● **Problem description**
Where does the string "this" appear in the records? Copy every line that contains it.

========================

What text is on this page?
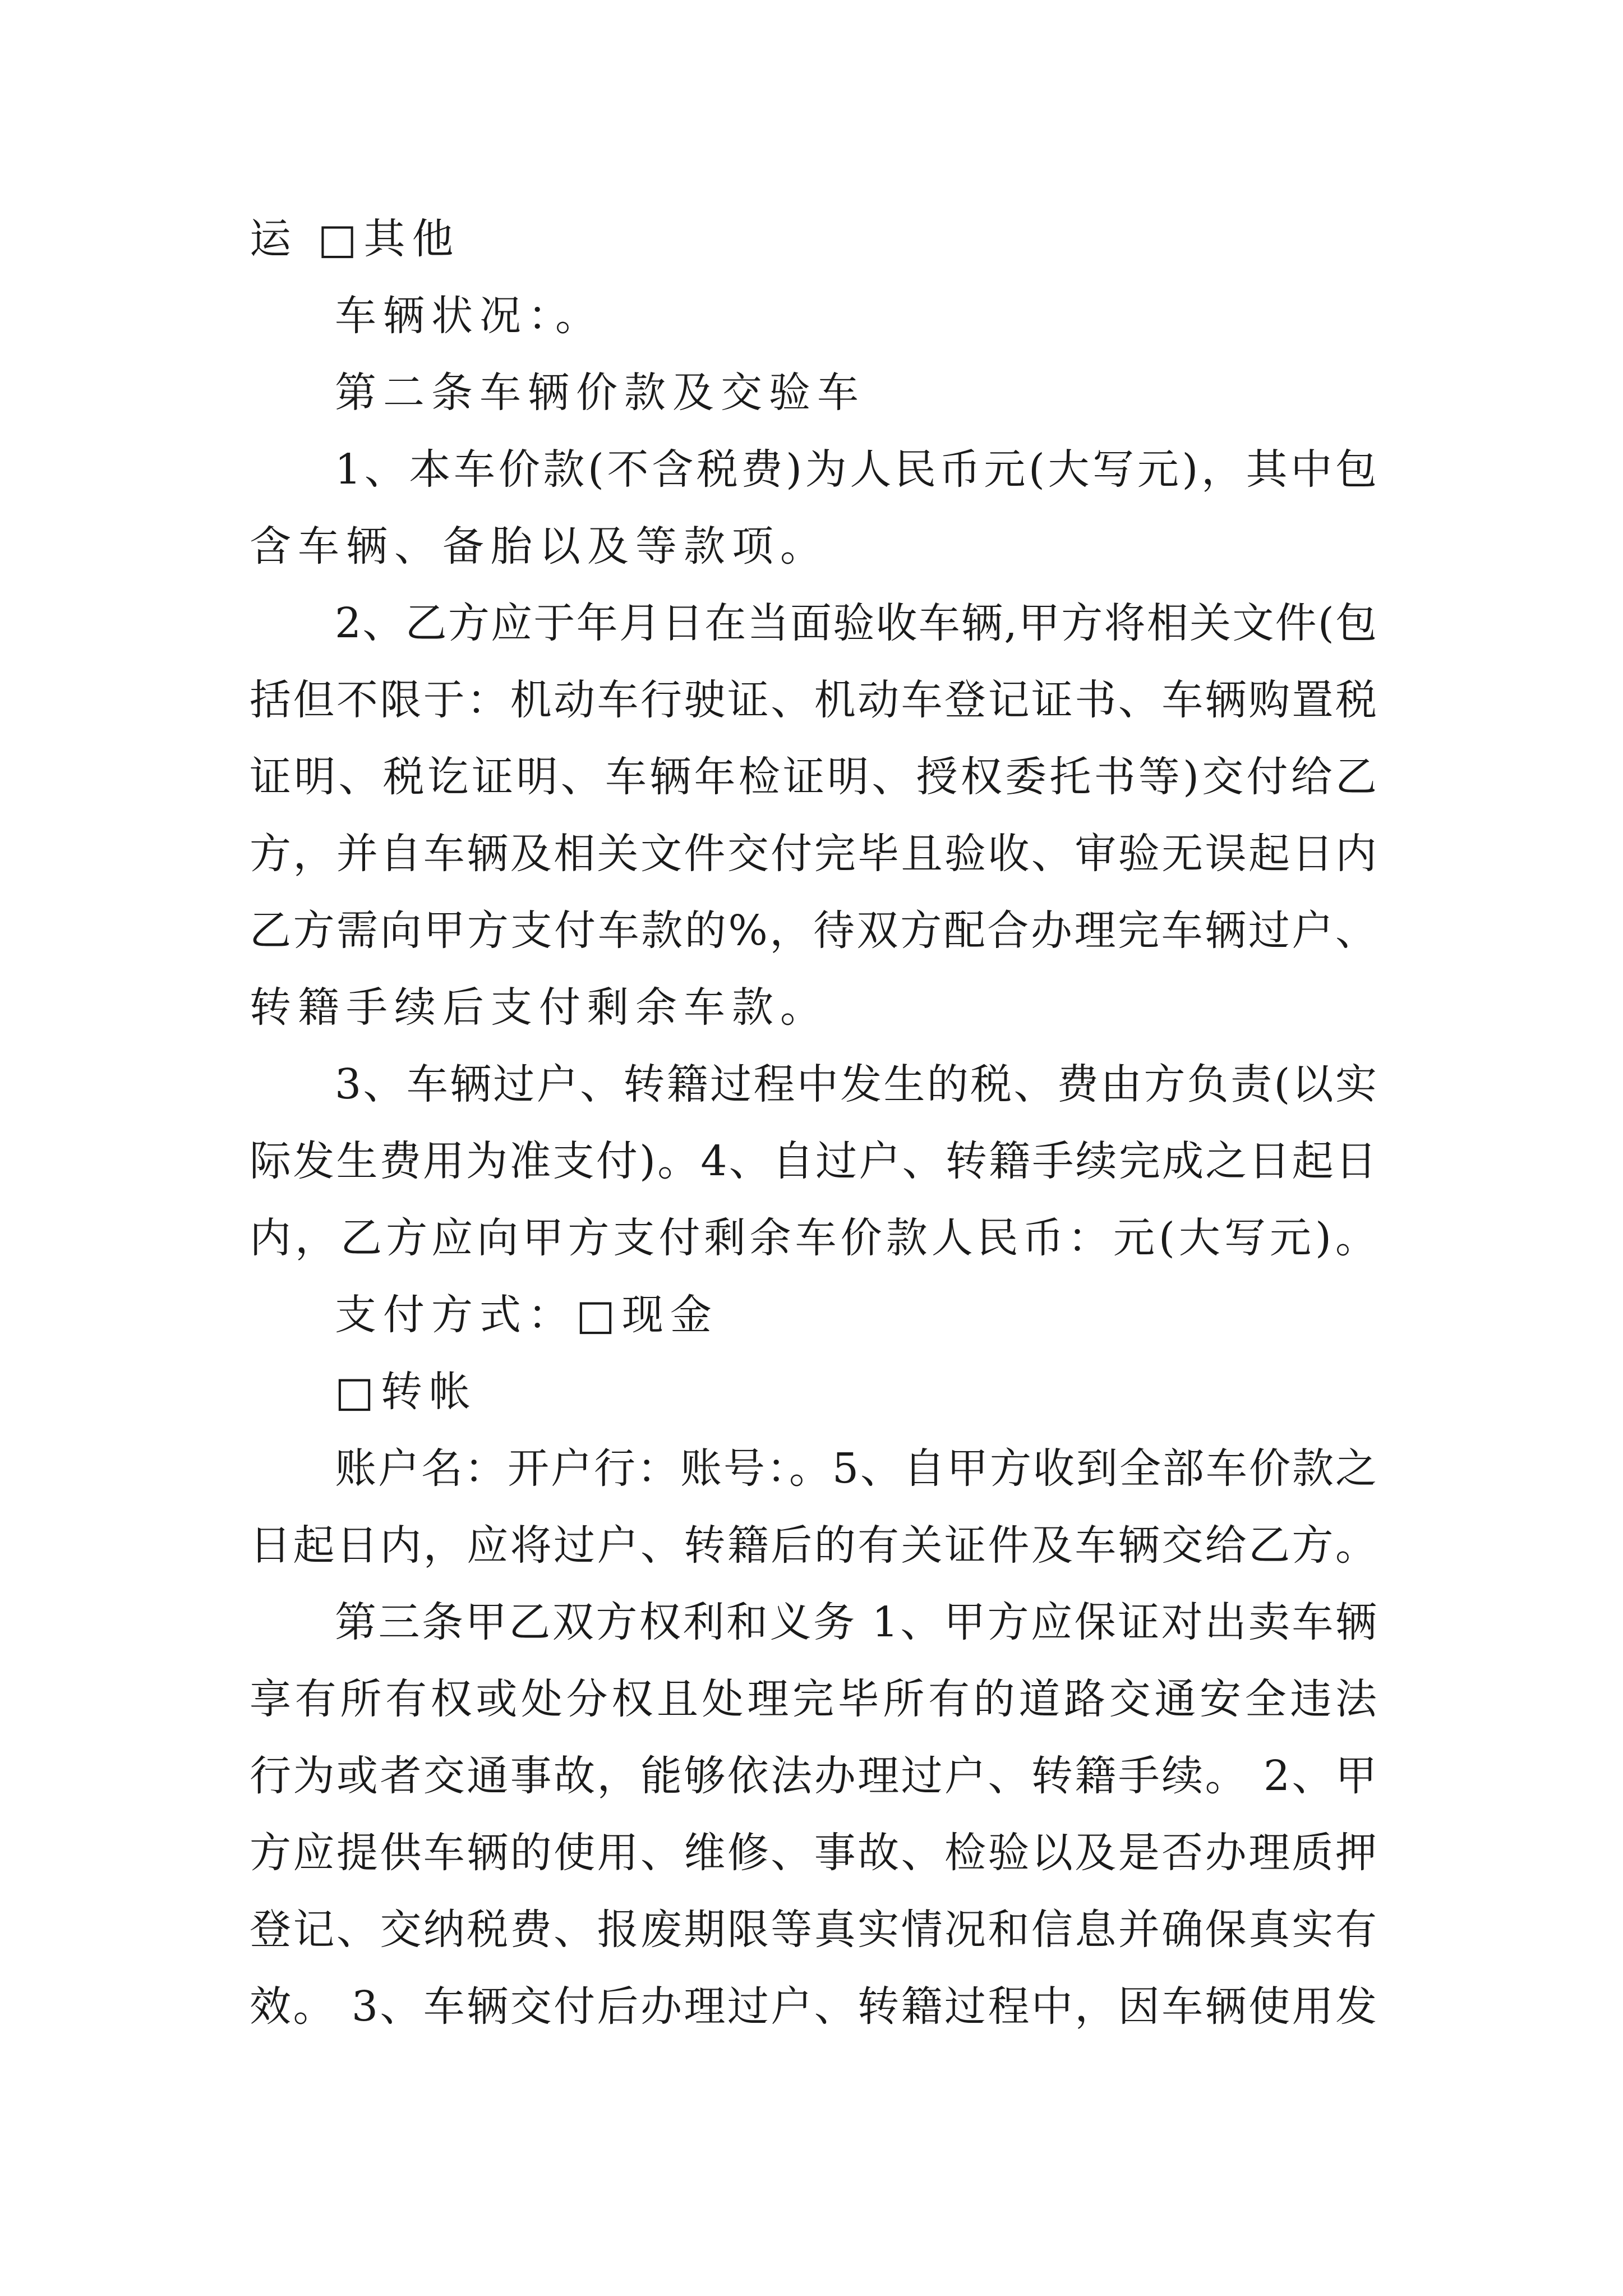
运 □其他
车辆状况：。
第二条车辆价款及交验车
1、本车价款(不含税费)为人民币元(大写元)，其中包
含车辆、备胎以及等款项。
2、乙方应于年月日在当面验收车辆,甲方将相关文件(包
括但不限于：机动车行驶证、机动车登记证书、车辆购置税
证明、税讫证明、车辆年检证明、授权委托书等)交付给乙
方，并自车辆及相关文件交付完毕且验收、审验无误起日内
乙方需向甲方支付车款的%，待双方配合办理完车辆过户、
转籍手续后支付剩余车款。
3、车辆过户、转籍过程中发生的税、费由方负责(以实
际发生费用为准支付)。4、自过户、转籍手续完成之日起日
内，乙方应向甲方支付剩余车价款人民币：元(大写元)。
支付方式：□现金
□转帐
账户名：开户行：账号：。5、自甲方收到全部车价款之
日起日内，应将过户、转籍后的有关证件及车辆交给乙方。
第三条甲乙双方权利和义务 1、甲方应保证对出卖车辆
享有所有权或处分权且处理完毕所有的道路交通安全违法
行为或者交通事故，能够依法办理过户、转籍手续。 2、甲
方应提供车辆的使用、维修、事故、检验以及是否办理质押
登记、交纳税费、报废期限等真实情况和信息并确保真实有
效。 3、车辆交付后办理过户、转籍过程中，因车辆使用发
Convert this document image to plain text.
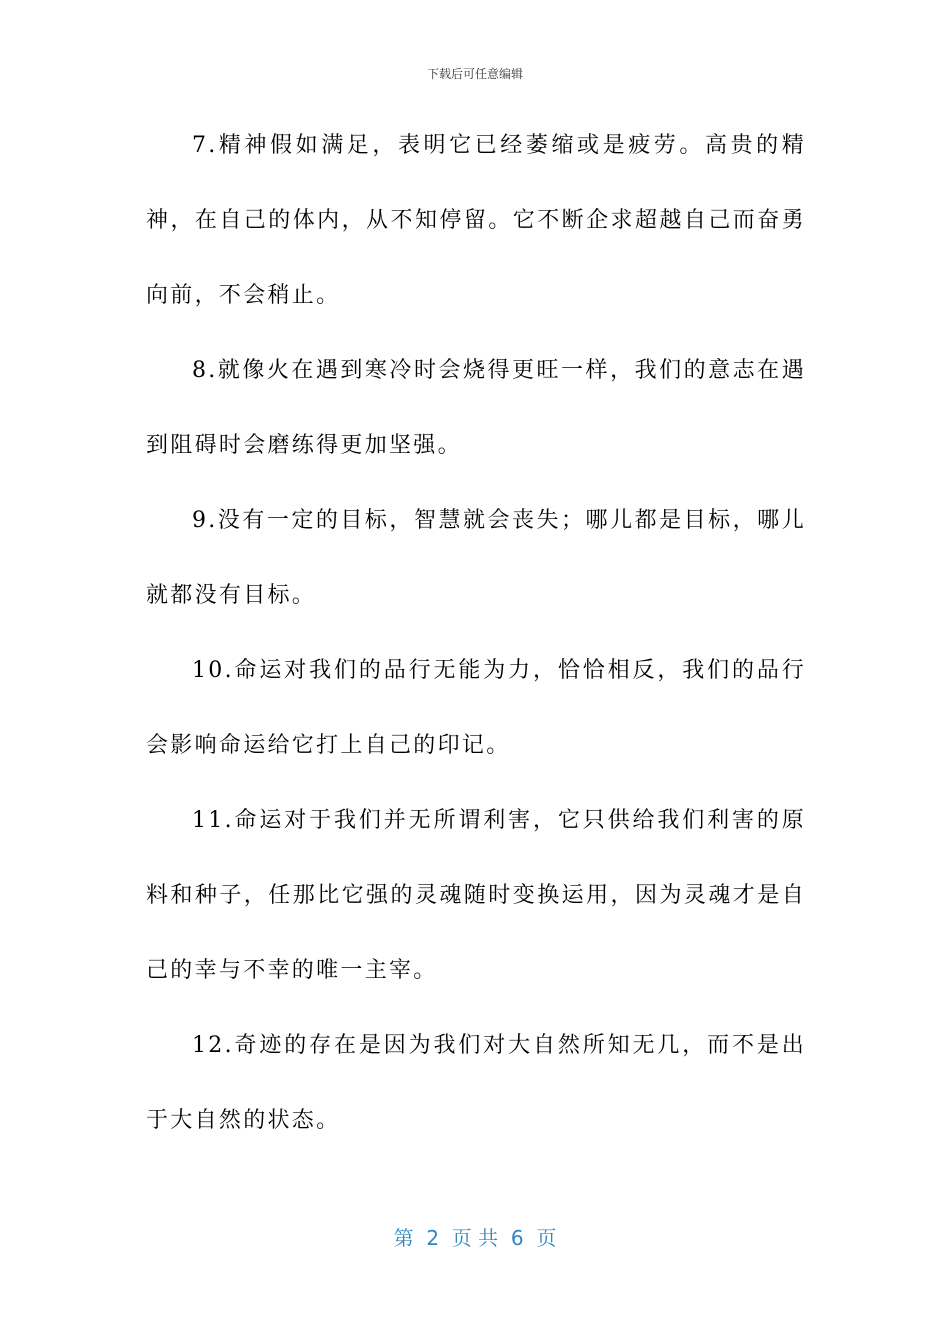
下载后可任意编辑

7.精神假如满足，表明它已经萎缩或是疲劳。高贵的精神，在自己的体内，从不知停留。它不断企求超越自己而奋勇向前，不会稍止。

8.就像火在遇到寒冷时会烧得更旺一样，我们的意志在遇到阻碍时会磨练得更加坚强。

9.没有一定的目标，智慧就会丧失；哪儿都是目标，哪儿就都没有目标。

10.命运对我们的品行无能为力，恰恰相反，我们的品行会影响命运给它打上自己的印记。

11.命运对于我们并无所谓利害，它只供给我们利害的原料和种子，任那比它强的灵魂随时变换运用，因为灵魂才是自己的幸与不幸的唯一主宰。

12.奇迹的存在是因为我们对大自然所知无几，而不是出于大自然的状态。

第  2  页 共  6  页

========================

● **Expected answer**
What text is on this page?
Convert this document image to plain text.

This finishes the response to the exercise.